### Your instructions
Quote the entries in full, character for character, without their images.

### Source data
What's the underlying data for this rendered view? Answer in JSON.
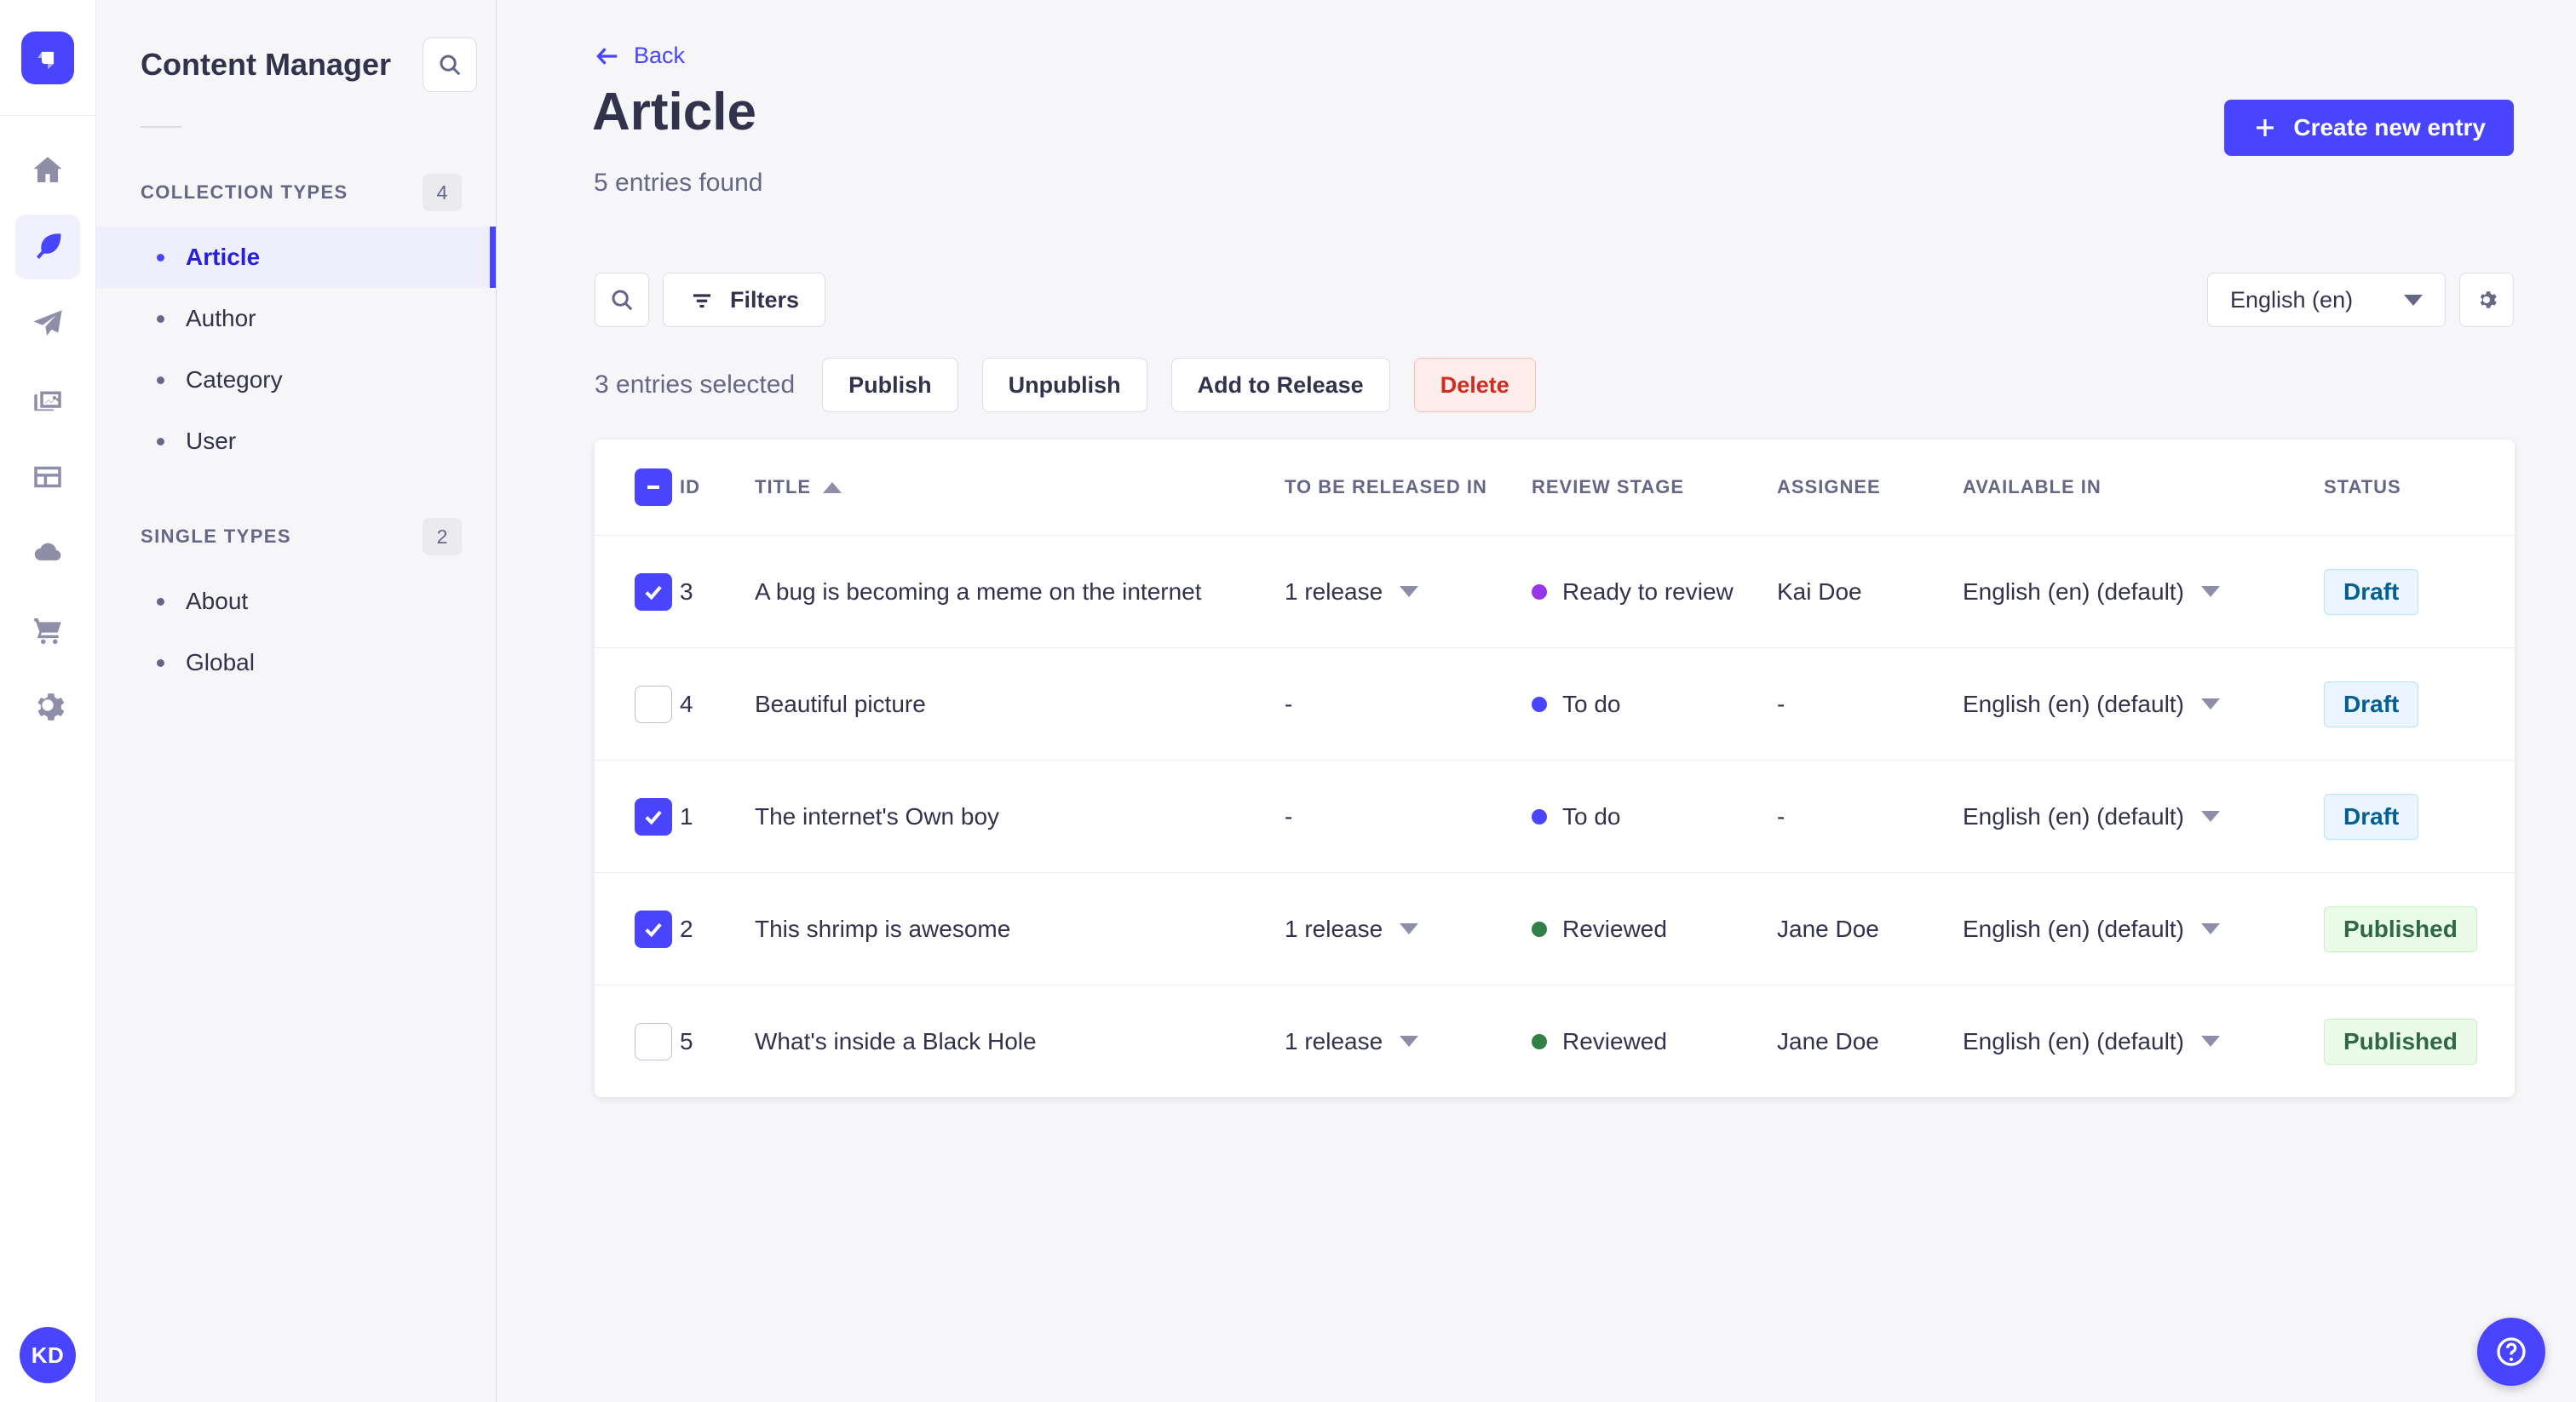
{
  "rail": {
    "logo": "strapi-logo",
    "icons": [
      {
        "name": "home"
      },
      {
        "name": "content",
        "active": true
      },
      {
        "name": "releases"
      },
      {
        "name": "media"
      },
      {
        "name": "content-type-builder"
      },
      {
        "name": "deploy"
      },
      {
        "name": "marketplace"
      },
      {
        "name": "settings"
      }
    ],
    "avatar_initials": "KD"
  },
  "subnav": {
    "title": "Content Manager",
    "sections": [
      {
        "label": "COLLECTION TYPES",
        "count": "4",
        "items": [
          {
            "label": "Article",
            "active": true
          },
          {
            "label": "Author"
          },
          {
            "label": "Category"
          },
          {
            "label": "User"
          }
        ]
      },
      {
        "label": "SINGLE TYPES",
        "count": "2",
        "items": [
          {
            "label": "About"
          },
          {
            "label": "Global"
          }
        ]
      }
    ]
  },
  "header": {
    "back_label": "Back",
    "title": "Article",
    "subtitle": "5 entries found",
    "create_button_label": "Create new entry"
  },
  "toolbar": {
    "filters_label": "Filters",
    "locale_value": "English (en)"
  },
  "selection": {
    "text": "3 entries selected",
    "publish_label": "Publish",
    "unpublish_label": "Unpublish",
    "add_to_release_label": "Add to Release",
    "delete_label": "Delete"
  },
  "table": {
    "select_all_state": "indeterminate",
    "columns": [
      {
        "key": "id",
        "label": "ID"
      },
      {
        "key": "title",
        "label": "TITLE",
        "sorted": true
      },
      {
        "key": "release",
        "label": "TO BE RELEASED IN"
      },
      {
        "key": "stage",
        "label": "REVIEW STAGE"
      },
      {
        "key": "assignee",
        "label": "ASSIGNEE"
      },
      {
        "key": "avail",
        "label": "AVAILABLE IN"
      },
      {
        "key": "status",
        "label": "STATUS"
      }
    ],
    "rows": [
      {
        "checked": true,
        "id": "3",
        "title": "A bug is becoming a meme on the internet",
        "release": "1 release",
        "stage": "Ready to review",
        "stage_color": "#9736e8",
        "assignee": "Kai Doe",
        "avail": "English (en) (default)",
        "status": "Draft"
      },
      {
        "checked": false,
        "id": "4",
        "title": "Beautiful picture",
        "release": "-",
        "stage": "To do",
        "stage_color": "#4945ff",
        "assignee": "-",
        "avail": "English (en) (default)",
        "status": "Draft"
      },
      {
        "checked": true,
        "id": "1",
        "title": "The internet's Own boy",
        "release": "-",
        "stage": "To do",
        "stage_color": "#4945ff",
        "assignee": "-",
        "avail": "English (en) (default)",
        "status": "Draft"
      },
      {
        "checked": true,
        "id": "2",
        "title": "This shrimp is awesome",
        "release": "1 release",
        "stage": "Reviewed",
        "stage_color": "#328048",
        "assignee": "Jane Doe",
        "avail": "English (en) (default)",
        "status": "Published"
      },
      {
        "checked": false,
        "id": "5",
        "title": "What's inside a Black Hole",
        "release": "1 release",
        "stage": "Reviewed",
        "stage_color": "#328048",
        "assignee": "Jane Doe",
        "avail": "English (en) (default)",
        "status": "Published"
      }
    ],
    "status_styles": {
      "Draft": {
        "bg": "#eaf5ff",
        "border": "#b8e1ff",
        "text": "#006096"
      },
      "Published": {
        "bg": "#eafbe7",
        "border": "#c6f0c2",
        "text": "#2f6846"
      }
    }
  },
  "colors": {
    "primary": "#4945ff",
    "primary_text": "#271fe0",
    "text_dark": "#32324d",
    "text_grey": "#666687",
    "danger": "#d02b20"
  }
}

### Exercise answer
What's the underlying data for this rendered view? Answer in JSON.
{
  "rail": {
    "logo": "strapi-logo",
    "icons": [
      {
        "name": "home"
      },
      {
        "name": "content",
        "active": true
      },
      {
        "name": "releases"
      },
      {
        "name": "media"
      },
      {
        "name": "content-type-builder"
      },
      {
        "name": "deploy"
      },
      {
        "name": "marketplace"
      },
      {
        "name": "settings"
      }
    ],
    "avatar_initials": "KD"
  },
  "subnav": {
    "title": "Content Manager",
    "sections": [
      {
        "label": "COLLECTION TYPES",
        "count": "4",
        "items": [
          {
            "label": "Article",
            "active": true
          },
          {
            "label": "Author"
          },
          {
            "label": "Category"
          },
          {
            "label": "User"
          }
        ]
      },
      {
        "label": "SINGLE TYPES",
        "count": "2",
        "items": [
          {
            "label": "About"
          },
          {
            "label": "Global"
          }
        ]
      }
    ]
  },
  "header": {
    "back_label": "Back",
    "title": "Article",
    "subtitle": "5 entries found",
    "create_button_label": "Create new entry"
  },
  "toolbar": {
    "filters_label": "Filters",
    "locale_value": "English (en)"
  },
  "selection": {
    "text": "3 entries selected",
    "publish_label": "Publish",
    "unpublish_label": "Unpublish",
    "add_to_release_label": "Add to Release",
    "delete_label": "Delete"
  },
  "table": {
    "select_all_state": "indeterminate",
    "columns": [
      {
        "key": "id",
        "label": "ID"
      },
      {
        "key": "title",
        "label": "TITLE",
        "sorted": true
      },
      {
        "key": "release",
        "label": "TO BE RELEASED IN"
      },
      {
        "key": "stage",
        "label": "REVIEW STAGE"
      },
      {
        "key": "assignee",
        "label": "ASSIGNEE"
      },
      {
        "key": "avail",
        "label": "AVAILABLE IN"
      },
      {
        "key": "status",
        "label": "STATUS"
      }
    ],
    "rows": [
      {
        "checked": true,
        "id": "3",
        "title": "A bug is becoming a meme on the internet",
        "release": "1 release",
        "stage": "Ready to review",
        "stage_color": "#9736e8",
        "assignee": "Kai Doe",
        "avail": "English (en) (default)",
        "status": "Draft"
      },
      {
        "checked": false,
        "id": "4",
        "title": "Beautiful picture",
        "release": "-",
        "stage": "To do",
        "stage_color": "#4945ff",
        "assignee": "-",
        "avail": "English (en) (default)",
        "status": "Draft"
      },
      {
        "checked": true,
        "id": "1",
        "title": "The internet's Own boy",
        "release": "-",
        "stage": "To do",
        "stage_color": "#4945ff",
        "assignee": "-",
        "avail": "English (en) (default)",
        "status": "Draft"
      },
      {
        "checked": true,
        "id": "2",
        "title": "This shrimp is awesome",
        "release": "1 release",
        "stage": "Reviewed",
        "stage_color": "#328048",
        "assignee": "Jane Doe",
        "avail": "English (en) (default)",
        "status": "Published"
      },
      {
        "checked": false,
        "id": "5",
        "title": "What's inside a Black Hole",
        "release": "1 release",
        "stage": "Reviewed",
        "stage_color": "#328048",
        "assignee": "Jane Doe",
        "avail": "English (en) (default)",
        "status": "Published"
      }
    ],
    "status_styles": {
      "Draft": {
        "bg": "#eaf5ff",
        "border": "#b8e1ff",
        "text": "#006096"
      },
      "Published": {
        "bg": "#eafbe7",
        "border": "#c6f0c2",
        "text": "#2f6846"
      }
    }
  },
  "colors": {
    "primary": "#4945ff",
    "primary_text": "#271fe0",
    "text_dark": "#32324d",
    "text_grey": "#666687",
    "danger": "#d02b20"
  }
}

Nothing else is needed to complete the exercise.